▸ **SET PROBLEM**
Set down every entry word for word. Omit the pictures.

Saved data entries:

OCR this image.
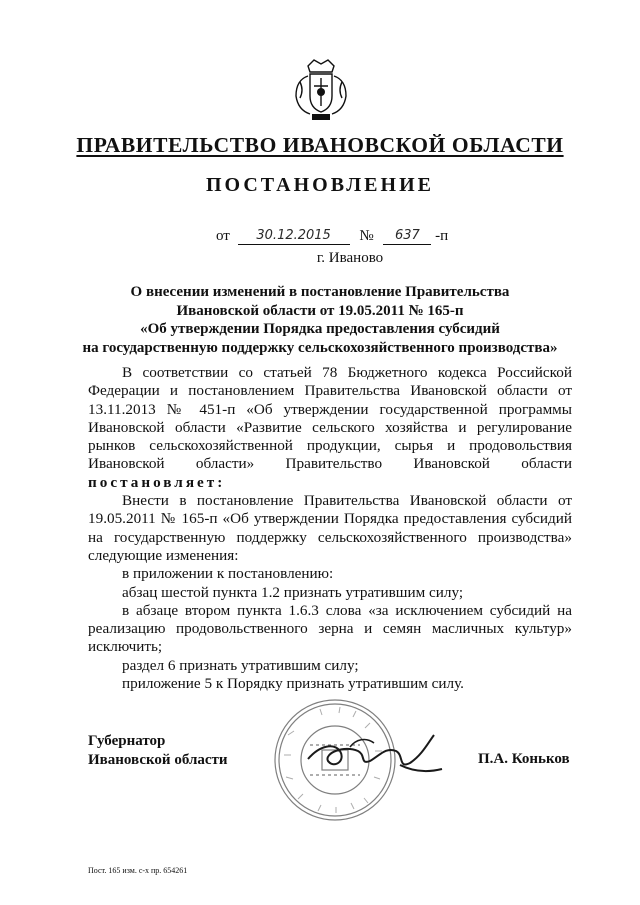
ПРАВИТЕЛЬСТВО ИВАНОВСКОЙ ОБЛАСТИ
ПОСТАНОВЛЕНИЕ
от 30.12.2015 № 637 -п
г. Иваново
О внесении изменений в постановление Правительства
Ивановской области от 19.05.2011 № 165-п
«Об утверждении Порядка предоставления субсидий
на государственную поддержку сельскохозяйственного производства»

В соответствии со статьей 78 Бюджетного кодекса Российской Федерации и постановлением Правительства Ивановской области от 13.11.2013 № 451-п «Об утверждении государственной программы Ивановской области «Развитие сельского хозяйства и регулирование рынков сельскохозяйственной продукции, сырья и продовольствия Ивановской области» Правительство Ивановской области постановляет:

Внести в постановление Правительства Ивановской области от 19.05.2011 № 165-п «Об утверждении Порядка предоставления субсидий на государственную поддержку сельскохозяйственного производства» следующие изменения:

в приложении к постановлению:

абзац шестой пункта 1.2 признать утратившим силу;

в абзаце втором пункта 1.6.3 слова «за исключением субсидий на реализацию продовольственного зерна и семян масличных культур» исключить;

раздел 6 признать утратившим силу;

приложение 5 к Порядку признать утратившим силу.

Губернатор
Ивановской области	П.А. Коньков
Пост. 165 изм. с-х пр. 654261
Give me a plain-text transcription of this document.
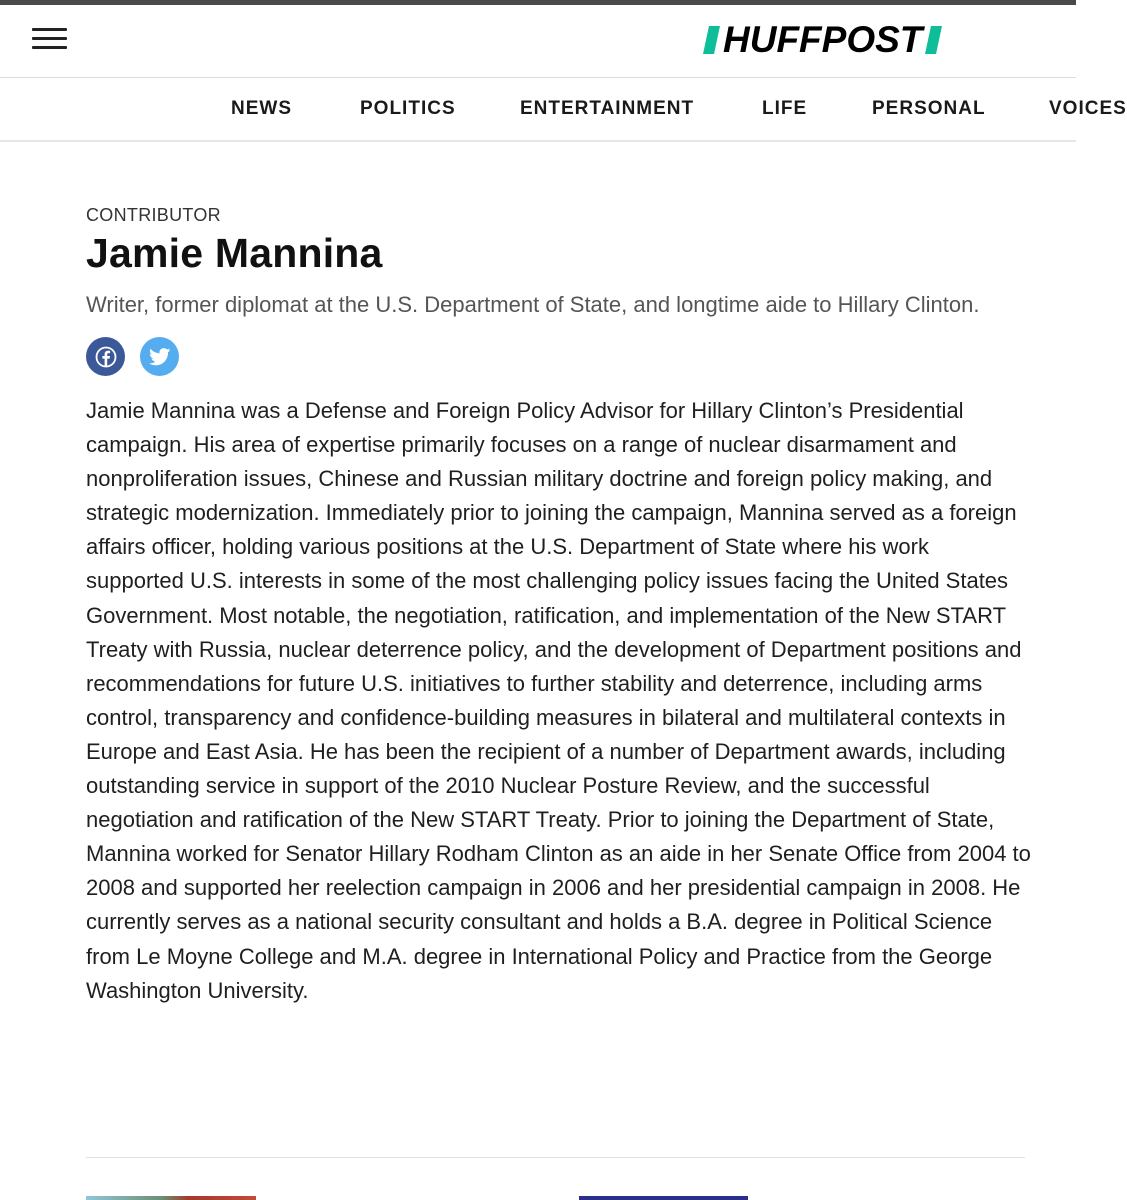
HUFFPOST
NEWS	POLITICS	ENTERTAINMENT	LIFE	PERSONAL	VOICES

CONTRIBUTOR

Jamie Mannina

Writer, former diplomat at the U.S. Department of State, and longtime aide to Hillary Clinton.

Jamie Mannina was a Defense and Foreign Policy Advisor for Hillary Clinton’s Presidential campaign. His area of expertise primarily focuses on a range of nuclear disarmament and nonproliferation issues, Chinese and Russian military doctrine and foreign policy making, and strategic modernization. Immediately prior to joining the campaign, Mannina served as a foreign affairs officer, holding various positions at the U.S. Department of State where his work supported U.S. interests in some of the most challenging policy issues facing the United States Government. Most notable, the negotiation, ratification, and implementation of the New START Treaty with Russia, nuclear deterrence policy, and the development of Department positions and recommendations for future U.S. initiatives to further stability and deterrence, including arms control, transparency and confidence-building measures in bilateral and multilateral contexts in Europe and East Asia. He has been the recipient of a number of Department awards, including outstanding service in support of the 2010 Nuclear Posture Review, and the successful negotiation and ratification of the New START Treaty. Prior to joining the Department of State, Mannina worked for Senator Hillary Rodham Clinton as an aide in her Senate Office from 2004 to 2008 and supported her reelection campaign in 2006 and her presidential campaign in 2008. He currently serves as a national security consultant and holds a B.A. degree in Political Science from Le Moyne College and M.A. degree in International Policy and Practice from the George Washington University.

▸ **SOLVED EXERCISE**
OCR this image.
ПРАВИТЕЛЬСТВО ИВАНОВСКОЙ ОБЛАСТИ
ПОСТАНОВЛЕНИЕ
от 30.12.2015 № 637 -п
г. Иваново
О внесении изменений в постановление Правительства
Ивановской области от 19.05.2011 № 165-п
«Об утверждении Порядка предоставления субсидий
на государственную поддержку сельскохозяйственного производства»

В соответствии со статьей 78 Бюджетного кодекса Российской Федерации и постановлением Правительства Ивановской области от 13.11.2013 № 451-п «Об утверждении государственной программы Ивановской области «Развитие сельского хозяйства и регулирование рынков сельскохозяйственной продукции, сырья и продовольствия Ивановской области» Правительство Ивановской области постановляет:

Внести в постановление Правительства Ивановской области от 19.05.2011 № 165-п «Об утверждении Порядка предоставления субсидий на государственную поддержку сельскохозяйственного производства» следующие изменения:

в приложении к постановлению:

абзац шестой пункта 1.2 признать утратившим силу;

в абзаце втором пункта 1.6.3 слова «за исключением субсидий на реализацию продовольственного зерна и семян масличных культур» исключить;

раздел 6 признать утратившим силу;

приложение 5 к Порядку признать утратившим силу.

Губернатор
Ивановской области	П.А. Коньков
Пост. 165 изм. с-х пр. 654261
Give me a plain-text transcription of this document.
HUFFPOST
NEWS	POLITICS	ENTERTAINMENT	LIFE	PERSONAL	VOICES

CONTRIBUTOR

Jamie Mannina

Writer, former diplomat at the U.S. Department of State, and longtime aide to Hillary Clinton.

Jamie Mannina was a Defense and Foreign Policy Advisor for Hillary Clinton’s Presidential campaign. His area of expertise primarily focuses on a range of nuclear disarmament and nonproliferation issues, Chinese and Russian military doctrine and foreign policy making, and strategic modernization. Immediately prior to joining the campaign, Mannina served as a foreign affairs officer, holding various positions at the U.S. Department of State where his work supported U.S. interests in some of the most challenging policy issues facing the United States Government. Most notable, the negotiation, ratification, and implementation of the New START Treaty with Russia, nuclear deterrence policy, and the development of Department positions and recommendations for future U.S. initiatives to further stability and deterrence, including arms control, transparency and confidence-building measures in bilateral and multilateral contexts in Europe and East Asia. He has been the recipient of a number of Department awards, including outstanding service in support of the 2010 Nuclear Posture Review, and the successful negotiation and ratification of the New START Treaty. Prior to joining the Department of State, Mannina worked for Senator Hillary Rodham Clinton as an aide in her Senate Office from 2004 to 2008 and supported her reelection campaign in 2006 and her presidential campaign in 2008. He currently serves as a national security consultant and holds a B.A. degree in Political Science from Le Moyne College and M.A. degree in International Policy and Practice from the George Washington University.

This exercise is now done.